Understandably, I try to stay in a place of compassion when dealing with the current local version of Christian evangelism but sometimes the lack of self-reflection--willingly or otherwise--by the Christians that approach me here bothers me a lot. Impatience tinged with anger starts to seep in. I begin to feel oppressed. The urge to answer or defend or instruct rises.

Who do you think you're talking to? trembles and strains in my gut and the back of my throat. But, so far, I've never spoken those words. Your presumptuousness offends me! Pushing your God, your faith down my throat. Do you care to know what I believe? Do you want some of mine in your throat?

I listen. I nod. I count to ten. To eighteen. I focus on my breathing. I am polite.

I have been crafting a response for several months now. Something nonjudgmental that a) allows a quiet statement of my own beliefs, b) offers a gentle but provocative invitation to consider the world beyond the borders of their insulated reality, and c) respectfully requests they abstain from future attempts to sell me their faith. I've been thinking about it and I've also experimented interpersonally.

◆ Stored rows
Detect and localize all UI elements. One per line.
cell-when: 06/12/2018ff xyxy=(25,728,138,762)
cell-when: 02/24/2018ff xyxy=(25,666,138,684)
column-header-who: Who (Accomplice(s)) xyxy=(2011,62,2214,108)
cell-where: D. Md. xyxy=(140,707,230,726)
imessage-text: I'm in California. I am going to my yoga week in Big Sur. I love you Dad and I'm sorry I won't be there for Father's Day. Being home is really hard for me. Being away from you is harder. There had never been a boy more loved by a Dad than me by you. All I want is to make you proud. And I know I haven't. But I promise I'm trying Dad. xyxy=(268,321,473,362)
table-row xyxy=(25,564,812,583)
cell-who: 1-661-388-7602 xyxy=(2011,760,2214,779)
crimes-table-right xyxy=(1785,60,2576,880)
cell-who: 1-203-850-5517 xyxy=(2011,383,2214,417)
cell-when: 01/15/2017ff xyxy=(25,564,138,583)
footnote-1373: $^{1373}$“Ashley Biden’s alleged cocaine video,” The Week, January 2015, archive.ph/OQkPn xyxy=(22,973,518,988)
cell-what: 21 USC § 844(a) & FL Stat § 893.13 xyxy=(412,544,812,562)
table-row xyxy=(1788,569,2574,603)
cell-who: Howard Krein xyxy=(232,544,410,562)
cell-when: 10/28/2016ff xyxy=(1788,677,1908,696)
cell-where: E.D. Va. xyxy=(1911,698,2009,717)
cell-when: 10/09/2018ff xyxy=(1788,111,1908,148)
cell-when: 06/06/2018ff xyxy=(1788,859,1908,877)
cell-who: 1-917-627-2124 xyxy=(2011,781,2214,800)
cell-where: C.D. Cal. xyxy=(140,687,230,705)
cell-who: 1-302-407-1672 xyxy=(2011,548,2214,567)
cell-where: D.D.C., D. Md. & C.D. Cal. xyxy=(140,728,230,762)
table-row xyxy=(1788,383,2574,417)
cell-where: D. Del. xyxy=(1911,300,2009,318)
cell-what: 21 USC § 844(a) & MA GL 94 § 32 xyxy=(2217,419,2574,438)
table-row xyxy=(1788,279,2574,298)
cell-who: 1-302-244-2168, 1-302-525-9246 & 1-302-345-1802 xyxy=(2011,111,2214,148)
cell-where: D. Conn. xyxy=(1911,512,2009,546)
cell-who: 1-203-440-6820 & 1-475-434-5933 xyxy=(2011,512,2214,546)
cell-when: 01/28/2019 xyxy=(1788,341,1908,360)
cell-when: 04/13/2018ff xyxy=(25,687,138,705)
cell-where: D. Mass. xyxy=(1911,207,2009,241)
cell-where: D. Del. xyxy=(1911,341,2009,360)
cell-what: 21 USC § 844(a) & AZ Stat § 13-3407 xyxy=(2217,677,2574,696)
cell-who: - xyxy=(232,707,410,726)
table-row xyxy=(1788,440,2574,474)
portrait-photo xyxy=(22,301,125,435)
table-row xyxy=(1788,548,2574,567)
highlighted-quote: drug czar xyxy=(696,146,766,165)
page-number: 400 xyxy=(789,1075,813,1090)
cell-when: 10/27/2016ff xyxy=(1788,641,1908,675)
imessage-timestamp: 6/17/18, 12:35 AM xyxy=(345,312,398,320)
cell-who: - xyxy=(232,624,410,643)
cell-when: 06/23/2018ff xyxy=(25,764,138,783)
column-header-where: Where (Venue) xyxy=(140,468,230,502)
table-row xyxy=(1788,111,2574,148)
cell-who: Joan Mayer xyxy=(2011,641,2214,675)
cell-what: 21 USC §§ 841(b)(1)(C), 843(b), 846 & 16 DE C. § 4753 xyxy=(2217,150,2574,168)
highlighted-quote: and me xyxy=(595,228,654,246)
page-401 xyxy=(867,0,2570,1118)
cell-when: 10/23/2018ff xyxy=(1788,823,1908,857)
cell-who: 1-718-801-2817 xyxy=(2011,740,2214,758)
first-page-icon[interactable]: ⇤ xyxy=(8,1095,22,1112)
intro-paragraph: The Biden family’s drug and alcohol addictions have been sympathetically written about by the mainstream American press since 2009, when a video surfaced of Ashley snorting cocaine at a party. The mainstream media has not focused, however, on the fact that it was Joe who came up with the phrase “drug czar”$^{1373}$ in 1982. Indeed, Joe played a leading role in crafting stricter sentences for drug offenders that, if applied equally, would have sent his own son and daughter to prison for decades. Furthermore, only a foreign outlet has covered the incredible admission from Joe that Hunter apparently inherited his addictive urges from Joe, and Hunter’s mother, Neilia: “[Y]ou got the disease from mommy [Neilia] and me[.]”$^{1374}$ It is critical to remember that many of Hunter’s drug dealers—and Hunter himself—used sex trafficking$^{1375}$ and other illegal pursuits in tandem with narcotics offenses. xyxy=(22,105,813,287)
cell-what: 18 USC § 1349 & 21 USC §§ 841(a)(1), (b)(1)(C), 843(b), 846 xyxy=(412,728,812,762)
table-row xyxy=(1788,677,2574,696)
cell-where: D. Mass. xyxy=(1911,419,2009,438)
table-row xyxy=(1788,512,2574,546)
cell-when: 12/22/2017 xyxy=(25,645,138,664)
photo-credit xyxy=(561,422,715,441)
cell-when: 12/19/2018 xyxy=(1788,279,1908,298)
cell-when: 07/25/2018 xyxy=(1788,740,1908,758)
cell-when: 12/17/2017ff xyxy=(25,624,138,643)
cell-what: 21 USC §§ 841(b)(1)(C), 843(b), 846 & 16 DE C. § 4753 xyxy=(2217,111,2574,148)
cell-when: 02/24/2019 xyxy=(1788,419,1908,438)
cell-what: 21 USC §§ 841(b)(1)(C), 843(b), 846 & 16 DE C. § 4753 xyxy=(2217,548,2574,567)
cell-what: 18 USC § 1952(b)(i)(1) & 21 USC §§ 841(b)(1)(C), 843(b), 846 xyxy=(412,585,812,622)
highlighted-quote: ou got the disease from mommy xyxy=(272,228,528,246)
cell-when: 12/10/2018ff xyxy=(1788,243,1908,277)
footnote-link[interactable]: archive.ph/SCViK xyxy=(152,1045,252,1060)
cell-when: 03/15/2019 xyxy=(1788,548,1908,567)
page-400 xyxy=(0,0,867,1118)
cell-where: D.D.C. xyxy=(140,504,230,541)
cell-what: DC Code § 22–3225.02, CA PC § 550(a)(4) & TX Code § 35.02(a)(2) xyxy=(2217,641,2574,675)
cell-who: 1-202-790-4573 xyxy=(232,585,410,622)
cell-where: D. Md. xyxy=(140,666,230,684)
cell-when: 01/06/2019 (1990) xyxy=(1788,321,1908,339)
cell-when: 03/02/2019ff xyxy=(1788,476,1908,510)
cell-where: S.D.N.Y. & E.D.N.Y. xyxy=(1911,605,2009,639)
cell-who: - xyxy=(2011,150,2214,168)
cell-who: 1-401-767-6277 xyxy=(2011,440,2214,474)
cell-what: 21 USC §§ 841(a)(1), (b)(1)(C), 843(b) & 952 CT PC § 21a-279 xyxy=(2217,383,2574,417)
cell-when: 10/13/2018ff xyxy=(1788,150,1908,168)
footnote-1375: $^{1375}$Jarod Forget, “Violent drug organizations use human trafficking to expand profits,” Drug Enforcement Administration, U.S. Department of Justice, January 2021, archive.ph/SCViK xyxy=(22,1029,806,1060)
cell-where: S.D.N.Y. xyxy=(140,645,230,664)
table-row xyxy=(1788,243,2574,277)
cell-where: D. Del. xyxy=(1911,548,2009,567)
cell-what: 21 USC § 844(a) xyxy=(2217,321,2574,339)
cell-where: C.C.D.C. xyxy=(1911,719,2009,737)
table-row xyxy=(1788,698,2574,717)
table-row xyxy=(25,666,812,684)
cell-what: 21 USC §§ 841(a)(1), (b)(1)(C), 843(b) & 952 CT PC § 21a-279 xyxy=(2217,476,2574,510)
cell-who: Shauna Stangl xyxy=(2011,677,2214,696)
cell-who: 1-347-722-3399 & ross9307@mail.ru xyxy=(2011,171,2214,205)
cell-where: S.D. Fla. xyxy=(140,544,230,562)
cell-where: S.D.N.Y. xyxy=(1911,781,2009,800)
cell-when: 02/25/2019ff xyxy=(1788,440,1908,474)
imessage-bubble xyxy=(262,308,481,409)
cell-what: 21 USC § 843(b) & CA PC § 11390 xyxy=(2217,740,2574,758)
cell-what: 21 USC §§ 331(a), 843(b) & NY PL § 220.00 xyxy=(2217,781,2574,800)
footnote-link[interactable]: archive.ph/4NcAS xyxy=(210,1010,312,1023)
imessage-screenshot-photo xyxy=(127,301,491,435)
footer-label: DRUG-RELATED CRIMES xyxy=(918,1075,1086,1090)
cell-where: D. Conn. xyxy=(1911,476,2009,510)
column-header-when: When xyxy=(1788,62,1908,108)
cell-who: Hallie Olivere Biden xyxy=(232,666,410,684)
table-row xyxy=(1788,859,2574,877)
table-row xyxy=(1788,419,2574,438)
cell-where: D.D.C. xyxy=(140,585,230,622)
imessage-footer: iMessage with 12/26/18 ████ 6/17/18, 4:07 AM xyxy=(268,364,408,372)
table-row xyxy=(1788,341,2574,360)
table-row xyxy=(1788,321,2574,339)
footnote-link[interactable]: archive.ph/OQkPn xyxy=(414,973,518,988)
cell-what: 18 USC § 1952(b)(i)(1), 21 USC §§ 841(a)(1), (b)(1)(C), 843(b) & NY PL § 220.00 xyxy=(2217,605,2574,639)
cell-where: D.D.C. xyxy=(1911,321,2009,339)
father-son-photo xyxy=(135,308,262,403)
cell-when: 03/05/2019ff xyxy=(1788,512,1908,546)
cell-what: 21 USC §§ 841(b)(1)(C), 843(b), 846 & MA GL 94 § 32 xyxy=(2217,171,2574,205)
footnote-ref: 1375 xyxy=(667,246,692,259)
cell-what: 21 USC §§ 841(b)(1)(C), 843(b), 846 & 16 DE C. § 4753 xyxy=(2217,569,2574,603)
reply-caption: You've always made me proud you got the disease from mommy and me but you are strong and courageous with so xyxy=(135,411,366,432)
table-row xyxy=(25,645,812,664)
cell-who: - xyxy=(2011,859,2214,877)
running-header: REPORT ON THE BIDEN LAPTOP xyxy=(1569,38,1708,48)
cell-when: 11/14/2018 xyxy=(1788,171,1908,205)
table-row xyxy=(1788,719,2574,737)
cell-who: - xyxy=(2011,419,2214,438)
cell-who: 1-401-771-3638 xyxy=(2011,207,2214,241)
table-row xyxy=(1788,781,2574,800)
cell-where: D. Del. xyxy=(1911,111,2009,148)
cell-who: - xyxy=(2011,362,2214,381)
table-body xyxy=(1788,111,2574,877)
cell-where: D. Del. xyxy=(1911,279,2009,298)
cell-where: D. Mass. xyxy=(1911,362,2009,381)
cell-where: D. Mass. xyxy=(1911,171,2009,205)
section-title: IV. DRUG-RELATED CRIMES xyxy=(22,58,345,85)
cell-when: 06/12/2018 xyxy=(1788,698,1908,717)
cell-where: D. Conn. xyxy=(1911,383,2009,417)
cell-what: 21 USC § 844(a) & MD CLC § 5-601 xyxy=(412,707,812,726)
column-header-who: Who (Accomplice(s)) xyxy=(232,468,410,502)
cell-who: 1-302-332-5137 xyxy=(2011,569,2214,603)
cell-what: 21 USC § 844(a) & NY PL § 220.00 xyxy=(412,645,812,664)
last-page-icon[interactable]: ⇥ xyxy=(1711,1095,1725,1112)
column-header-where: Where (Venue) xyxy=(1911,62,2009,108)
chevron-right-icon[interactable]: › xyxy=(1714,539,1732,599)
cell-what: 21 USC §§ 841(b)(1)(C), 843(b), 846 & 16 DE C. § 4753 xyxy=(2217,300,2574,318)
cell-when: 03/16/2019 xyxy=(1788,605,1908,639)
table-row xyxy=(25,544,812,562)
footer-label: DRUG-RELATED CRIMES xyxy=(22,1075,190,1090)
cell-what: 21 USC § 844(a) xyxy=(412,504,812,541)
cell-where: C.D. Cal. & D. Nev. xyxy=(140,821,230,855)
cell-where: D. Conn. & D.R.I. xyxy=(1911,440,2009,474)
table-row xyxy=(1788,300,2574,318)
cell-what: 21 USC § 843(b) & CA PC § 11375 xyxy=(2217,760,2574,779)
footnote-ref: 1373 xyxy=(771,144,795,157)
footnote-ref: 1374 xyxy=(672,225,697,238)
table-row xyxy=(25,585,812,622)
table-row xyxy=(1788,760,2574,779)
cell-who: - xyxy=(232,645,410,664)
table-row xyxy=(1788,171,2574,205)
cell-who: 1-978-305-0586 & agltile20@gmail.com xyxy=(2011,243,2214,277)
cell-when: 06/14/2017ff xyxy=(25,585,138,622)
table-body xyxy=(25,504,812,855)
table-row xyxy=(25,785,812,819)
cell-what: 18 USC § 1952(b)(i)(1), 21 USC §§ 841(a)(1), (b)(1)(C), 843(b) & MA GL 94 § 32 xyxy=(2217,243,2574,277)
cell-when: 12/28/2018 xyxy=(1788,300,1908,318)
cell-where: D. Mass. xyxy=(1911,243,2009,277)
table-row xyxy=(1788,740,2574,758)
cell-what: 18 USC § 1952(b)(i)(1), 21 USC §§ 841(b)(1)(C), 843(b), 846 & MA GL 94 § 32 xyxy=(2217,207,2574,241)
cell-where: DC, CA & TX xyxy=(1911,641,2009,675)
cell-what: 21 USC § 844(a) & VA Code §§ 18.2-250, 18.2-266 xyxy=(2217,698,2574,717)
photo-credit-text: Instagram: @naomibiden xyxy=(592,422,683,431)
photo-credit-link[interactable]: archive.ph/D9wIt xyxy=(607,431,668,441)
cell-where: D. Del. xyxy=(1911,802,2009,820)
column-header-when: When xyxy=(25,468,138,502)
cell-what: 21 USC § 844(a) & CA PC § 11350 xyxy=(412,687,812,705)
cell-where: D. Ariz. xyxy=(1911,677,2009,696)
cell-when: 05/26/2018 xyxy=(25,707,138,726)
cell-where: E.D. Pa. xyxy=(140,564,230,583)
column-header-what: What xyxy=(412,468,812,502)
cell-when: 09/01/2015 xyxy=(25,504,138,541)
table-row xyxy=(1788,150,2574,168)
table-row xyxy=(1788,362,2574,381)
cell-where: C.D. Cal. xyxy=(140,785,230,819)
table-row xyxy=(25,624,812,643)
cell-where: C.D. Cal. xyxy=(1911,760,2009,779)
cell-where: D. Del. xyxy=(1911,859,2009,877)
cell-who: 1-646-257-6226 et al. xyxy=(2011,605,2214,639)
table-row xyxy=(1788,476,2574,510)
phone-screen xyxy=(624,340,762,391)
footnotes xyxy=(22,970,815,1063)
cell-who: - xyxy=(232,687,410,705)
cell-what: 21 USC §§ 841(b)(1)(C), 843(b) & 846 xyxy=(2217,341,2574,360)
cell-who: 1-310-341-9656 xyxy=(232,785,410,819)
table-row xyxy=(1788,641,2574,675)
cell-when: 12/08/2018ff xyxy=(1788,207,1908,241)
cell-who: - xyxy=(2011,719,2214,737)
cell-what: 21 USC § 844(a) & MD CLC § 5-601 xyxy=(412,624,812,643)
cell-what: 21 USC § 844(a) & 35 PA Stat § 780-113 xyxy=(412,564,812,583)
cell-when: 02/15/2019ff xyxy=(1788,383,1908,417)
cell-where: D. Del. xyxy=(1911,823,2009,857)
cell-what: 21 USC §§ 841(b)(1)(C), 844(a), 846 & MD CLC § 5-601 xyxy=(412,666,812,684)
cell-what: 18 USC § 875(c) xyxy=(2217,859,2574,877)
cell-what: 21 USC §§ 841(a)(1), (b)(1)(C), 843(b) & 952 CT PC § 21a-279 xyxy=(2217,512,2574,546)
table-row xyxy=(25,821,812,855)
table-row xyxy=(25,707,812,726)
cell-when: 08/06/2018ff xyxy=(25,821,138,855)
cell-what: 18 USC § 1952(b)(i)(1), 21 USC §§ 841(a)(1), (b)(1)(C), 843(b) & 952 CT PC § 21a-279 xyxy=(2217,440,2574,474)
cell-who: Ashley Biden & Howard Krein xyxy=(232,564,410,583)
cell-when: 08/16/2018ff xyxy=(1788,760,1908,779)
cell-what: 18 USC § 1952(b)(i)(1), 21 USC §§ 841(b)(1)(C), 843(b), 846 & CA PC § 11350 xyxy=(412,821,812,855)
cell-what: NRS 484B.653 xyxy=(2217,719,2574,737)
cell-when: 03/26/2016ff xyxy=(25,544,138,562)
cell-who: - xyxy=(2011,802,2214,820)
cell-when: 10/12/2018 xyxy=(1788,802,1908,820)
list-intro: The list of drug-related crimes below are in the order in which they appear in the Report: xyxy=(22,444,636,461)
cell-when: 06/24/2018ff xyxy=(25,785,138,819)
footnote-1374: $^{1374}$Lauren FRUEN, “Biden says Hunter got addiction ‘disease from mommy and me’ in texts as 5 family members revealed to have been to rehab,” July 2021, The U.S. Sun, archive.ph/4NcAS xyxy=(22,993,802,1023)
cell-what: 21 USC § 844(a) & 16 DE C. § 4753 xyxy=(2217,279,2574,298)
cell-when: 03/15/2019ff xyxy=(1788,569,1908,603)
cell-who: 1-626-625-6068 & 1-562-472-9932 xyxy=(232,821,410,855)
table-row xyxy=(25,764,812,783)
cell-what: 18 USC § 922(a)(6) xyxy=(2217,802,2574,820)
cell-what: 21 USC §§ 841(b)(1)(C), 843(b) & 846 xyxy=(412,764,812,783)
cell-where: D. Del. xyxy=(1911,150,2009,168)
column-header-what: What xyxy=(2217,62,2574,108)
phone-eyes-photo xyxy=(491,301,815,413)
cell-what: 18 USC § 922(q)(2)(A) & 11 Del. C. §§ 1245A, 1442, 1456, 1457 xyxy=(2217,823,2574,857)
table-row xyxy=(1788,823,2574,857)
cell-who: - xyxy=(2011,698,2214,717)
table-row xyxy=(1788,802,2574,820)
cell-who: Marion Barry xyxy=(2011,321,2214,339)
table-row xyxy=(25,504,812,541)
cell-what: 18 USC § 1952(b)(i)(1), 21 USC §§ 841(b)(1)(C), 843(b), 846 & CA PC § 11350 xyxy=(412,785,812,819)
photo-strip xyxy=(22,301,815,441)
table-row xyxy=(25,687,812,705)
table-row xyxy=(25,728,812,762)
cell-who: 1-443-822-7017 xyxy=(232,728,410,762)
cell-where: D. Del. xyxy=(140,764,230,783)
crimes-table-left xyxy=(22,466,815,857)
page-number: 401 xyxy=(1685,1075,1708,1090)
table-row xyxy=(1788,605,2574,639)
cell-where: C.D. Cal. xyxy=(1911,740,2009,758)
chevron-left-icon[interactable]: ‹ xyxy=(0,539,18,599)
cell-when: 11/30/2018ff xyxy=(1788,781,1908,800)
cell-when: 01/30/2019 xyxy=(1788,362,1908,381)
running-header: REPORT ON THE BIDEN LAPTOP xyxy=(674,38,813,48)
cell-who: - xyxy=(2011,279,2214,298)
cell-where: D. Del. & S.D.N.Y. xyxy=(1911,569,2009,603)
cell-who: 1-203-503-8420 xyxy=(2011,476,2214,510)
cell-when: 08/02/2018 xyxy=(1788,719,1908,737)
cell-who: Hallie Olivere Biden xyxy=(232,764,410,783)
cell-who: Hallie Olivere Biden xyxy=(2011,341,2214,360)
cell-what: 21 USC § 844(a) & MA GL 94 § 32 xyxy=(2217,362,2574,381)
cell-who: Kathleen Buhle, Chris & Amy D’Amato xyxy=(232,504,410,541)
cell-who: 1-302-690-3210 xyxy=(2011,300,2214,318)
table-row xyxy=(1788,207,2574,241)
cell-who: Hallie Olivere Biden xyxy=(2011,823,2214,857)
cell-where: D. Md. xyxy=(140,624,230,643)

◆ Tasks to complete
[1] In the passage on evangelism, list the three things, marked a), b) and c), that the writer wants the response to do.
[2] Reproduce word for word everything in the passage on evangelism from "Understandably, I try" down to "or instruct rises.".
[3] According to the passage on evangelism, for how long has the writer been crafting a response?

◆ The responses
[1]
a) allows a quiet statement of my own beliefs
b) offers a gentle but provocative invitation to consider the world beyond the borders of their insulated reality
c) respectfully requests they abstain from future attempts to sell me their faith

[2]
Understandably, I try to stay in a place of compassion when dealing with the current local version of Christian evangelism but sometimes the lack of self-reflection--willingly or otherwise--by the Christians that approach me here bothers me a lot. Impatience tinged with anger starts to seep in. I begin to feel oppressed. The urge to answer or defend or instruct rises.

[3] For several months.